Short task
Look through the lines below and extract any with the word "JSON".

## start The input

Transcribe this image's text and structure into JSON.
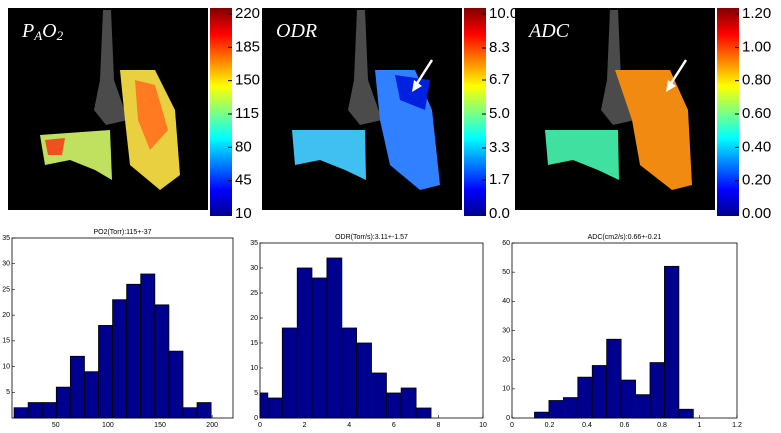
{
  "panels": [
    {
      "label": [
        "P",
        "A",
        "O",
        "2"
      ],
      "clim": [
        10,
        220
      ],
      "ticks": [
        220,
        185,
        150,
        115,
        80,
        45,
        10
      ]
    },
    {
      "label": [
        "ODR"
      ],
      "clim": [
        0,
        10
      ],
      "ticks": [
        {
          "value": 10,
          "label": "10.0"
        },
        {
          "value": 8.3,
          "label": "8.3"
        },
        {
          "value": 6.7,
          "label": "6.7"
        },
        {
          "value": 5,
          "label": "5.0"
        },
        {
          "value": 3.3,
          "label": "3.3"
        },
        {
          "value": 1.7,
          "label": "1.7"
        },
        {
          "value": 0,
          "label": "0.0"
        }
      ]
    },
    {
      "label": [
        "ADC"
      ],
      "clim": [
        0,
        1.2
      ],
      "ticks": [
        {
          "value": 1.2,
          "label": "1.20"
        },
        {
          "value": 1,
          "label": "1.00"
        },
        {
          "value": 0.8,
          "label": "0.80"
        },
        {
          "value": 0.6,
          "label": "0.60"
        },
        {
          "value": 0.4,
          "label": "0.40"
        },
        {
          "value": 0.2,
          "label": "0.20"
        },
        {
          "value": 0,
          "label": "0.00"
        }
      ]
    }
  ],
  "chart_data": [
    {
      "type": "histogram",
      "title": "PO2(Torr):115+-37",
      "color": "#00008f",
      "bins": [
        10,
        23.5,
        37,
        50.5,
        64,
        77.5,
        91,
        104.5,
        118,
        131.5,
        145,
        158.5,
        172,
        185.5,
        199
      ],
      "values": [
        2,
        3,
        3,
        6,
        12,
        9,
        18,
        23,
        26,
        28,
        22,
        13,
        2,
        3
      ],
      "xlim": [
        8,
        220
      ],
      "xticks": [
        50,
        100,
        150,
        200
      ],
      "ylim": [
        0,
        35
      ],
      "yticks": [
        5,
        10,
        15,
        20,
        25,
        30,
        35
      ]
    },
    {
      "type": "histogram",
      "title": "ODR(Torr/s):3.11+-1.57",
      "color": "#00008f",
      "bins": [
        0,
        0.35,
        1,
        1.67,
        2.33,
        3,
        3.67,
        4.33,
        5,
        5.67,
        6.33,
        7,
        7.67
      ],
      "values": [
        5,
        4,
        18,
        30,
        28,
        32,
        18,
        15,
        9,
        5,
        6,
        2
      ],
      "xlim": [
        0,
        10
      ],
      "xticks": [
        0,
        2,
        4,
        6,
        8,
        10
      ],
      "ylim": [
        0,
        35
      ],
      "yticks": [
        0,
        5,
        10,
        15,
        20,
        25,
        30,
        35
      ]
    },
    {
      "type": "histogram",
      "title": "ADC(cm2/s):0.66+-0.21",
      "color": "#00008f",
      "bins": [
        0.12,
        0.197,
        0.274,
        0.351,
        0.428,
        0.505,
        0.582,
        0.659,
        0.736,
        0.813,
        0.89,
        0.967
      ],
      "values": [
        2,
        6,
        7,
        14,
        18,
        27,
        13,
        8,
        19,
        52,
        3
      ],
      "xlim": [
        0,
        1.2
      ],
      "xticks": [
        0,
        0.2,
        0.4,
        0.6,
        0.8,
        1,
        1.2
      ],
      "ylim": [
        0,
        60
      ],
      "yticks": [
        0,
        10,
        20,
        30,
        40,
        50,
        60
      ]
    }
  ]
}
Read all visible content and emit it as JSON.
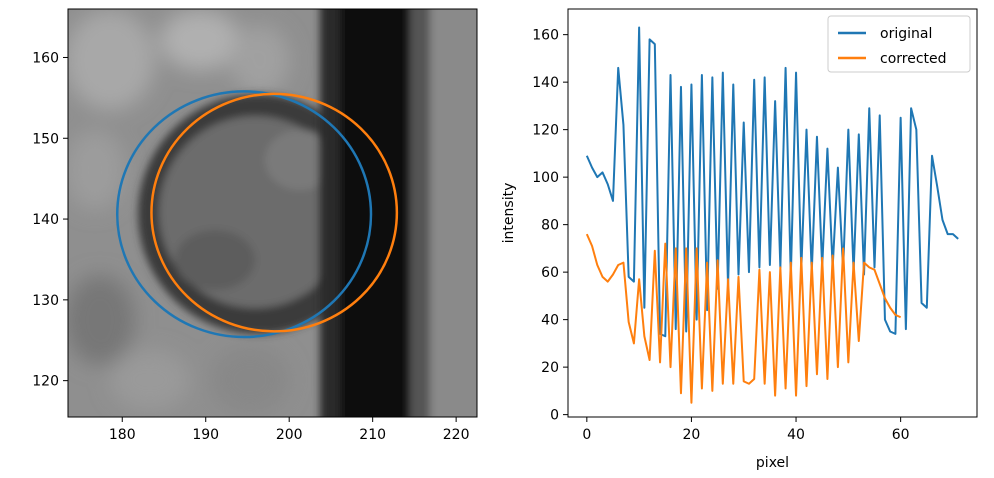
{
  "chart_data": [
    {
      "type": "heatmap",
      "title": "",
      "xlabel": "",
      "ylabel": "",
      "xlim": [
        173.5,
        222.5
      ],
      "ylim": [
        115.5,
        166
      ],
      "xticks": [
        180,
        190,
        200,
        210,
        220
      ],
      "yticks": [
        120,
        130,
        140,
        150,
        160
      ],
      "grid": false,
      "colormap": "gray",
      "image_notes": "grayscale microscopy crop with a dark circular particle and a dark vertical band on the right",
      "series": [
        {
          "type": "circle",
          "color": "#1f77b4",
          "cx": 194.6,
          "cy": 140.6,
          "r": 15.2
        },
        {
          "type": "circle",
          "color": "#ff7f0e",
          "cx": 198.2,
          "cy": 140.8,
          "r": 14.7
        }
      ]
    },
    {
      "type": "line",
      "title": "",
      "xlabel": "pixel",
      "ylabel": "intensity",
      "xlim": [
        -3.6,
        74.6
      ],
      "ylim": [
        -1,
        170.8
      ],
      "xticks": [
        0,
        20,
        40,
        60
      ],
      "yticks": [
        0,
        20,
        40,
        60,
        80,
        100,
        120,
        140,
        160
      ],
      "grid": false,
      "legend": "top-right",
      "series": [
        {
          "name": "original",
          "color": "#1f77b4",
          "x": [
            0,
            1,
            2,
            3,
            4,
            5,
            6,
            7,
            8,
            9,
            10,
            11,
            12,
            13,
            14,
            15,
            16,
            17,
            18,
            19,
            20,
            21,
            22,
            23,
            24,
            25,
            26,
            27,
            28,
            29,
            30,
            31,
            32,
            33,
            34,
            35,
            36,
            37,
            38,
            39,
            40,
            41,
            42,
            43,
            44,
            45,
            46,
            47,
            48,
            49,
            50,
            51,
            52,
            53,
            54,
            55,
            56,
            57,
            58,
            59,
            60,
            61,
            62,
            63,
            64,
            65,
            66,
            67,
            68,
            69,
            70,
            71
          ],
          "values": [
            109,
            104,
            100,
            102,
            97,
            90,
            146,
            122,
            58,
            56,
            163,
            45,
            158,
            156,
            34,
            33,
            143,
            36,
            138,
            35,
            139,
            40,
            143,
            44,
            142,
            53,
            144,
            54,
            139,
            59,
            123,
            60,
            141,
            62,
            142,
            63,
            132,
            62,
            146,
            58,
            144,
            61,
            120,
            60,
            117,
            62,
            112,
            62,
            104,
            61,
            120,
            60,
            118,
            59,
            129,
            62,
            126,
            40,
            35,
            34,
            125,
            36,
            129,
            120,
            47,
            45,
            109,
            96,
            82,
            76,
            76,
            74
          ]
        },
        {
          "name": "corrected",
          "color": "#ff7f0e",
          "x": [
            0,
            1,
            2,
            3,
            4,
            5,
            6,
            7,
            8,
            9,
            10,
            11,
            12,
            13,
            14,
            15,
            16,
            17,
            18,
            19,
            20,
            21,
            22,
            23,
            24,
            25,
            26,
            27,
            28,
            29,
            30,
            31,
            32,
            33,
            34,
            35,
            36,
            37,
            38,
            39,
            40,
            41,
            42,
            43,
            44,
            45,
            46,
            47,
            48,
            49,
            50,
            51,
            52,
            53,
            54,
            55,
            56,
            57,
            58,
            59,
            60
          ],
          "values": [
            76,
            71,
            63,
            58,
            56,
            59,
            63,
            64,
            39,
            30,
            57,
            33,
            23,
            69,
            22,
            72,
            20,
            70,
            9,
            70,
            5,
            70,
            11,
            64,
            10,
            65,
            13,
            57,
            13,
            58,
            14,
            13,
            15,
            61,
            13,
            60,
            8,
            62,
            11,
            64,
            8,
            66,
            12,
            64,
            17,
            66,
            15,
            67,
            20,
            70,
            22,
            64,
            31,
            64,
            62,
            61,
            55,
            49,
            45,
            42,
            41
          ]
        }
      ]
    }
  ]
}
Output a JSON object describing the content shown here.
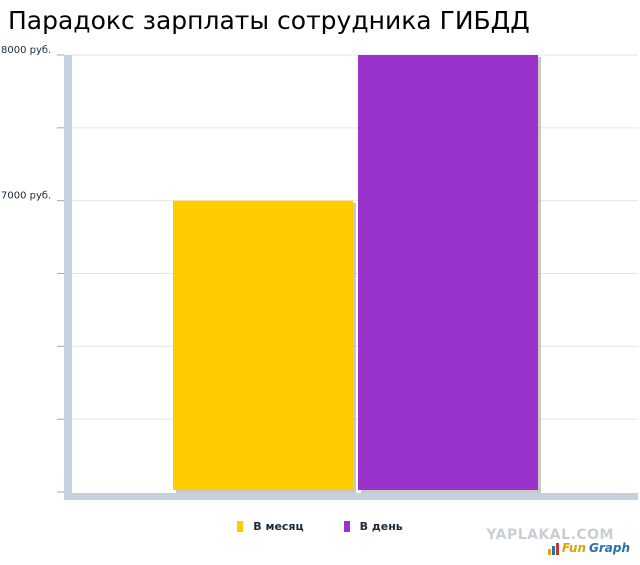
{
  "title": "Парадокс зарплаты сотрудника ГИБДД",
  "chart_data": {
    "type": "bar",
    "ylim": [
      5000,
      8000
    ],
    "grid": true,
    "legend_position": "bottom-center",
    "y_tick_values": [
      5000,
      5500,
      6000,
      6500,
      7000,
      7500,
      8000
    ],
    "y_tick_labels": [
      {
        "value": 8000,
        "label": "8000 руб."
      },
      {
        "value": 7000,
        "label": "7000 руб."
      }
    ],
    "series": [
      {
        "name": "В месяц",
        "value": 7000,
        "color": "#ffcc00"
      },
      {
        "name": "В день",
        "value": 8000,
        "color": "#9933cc"
      }
    ]
  },
  "legend": [
    {
      "label": "В месяц",
      "color": "#ffcc00"
    },
    {
      "label": "В день",
      "color": "#9933cc"
    }
  ],
  "watermark": "YAPLAKAL.COM",
  "brand": {
    "part1": "Fun",
    "part2": "Graph"
  }
}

## end The input

Completed exercise
Transcribe this image's text and structure into JSON.
Read all visible content and emit it as JSON.
Output a JSON object describing the content shown here.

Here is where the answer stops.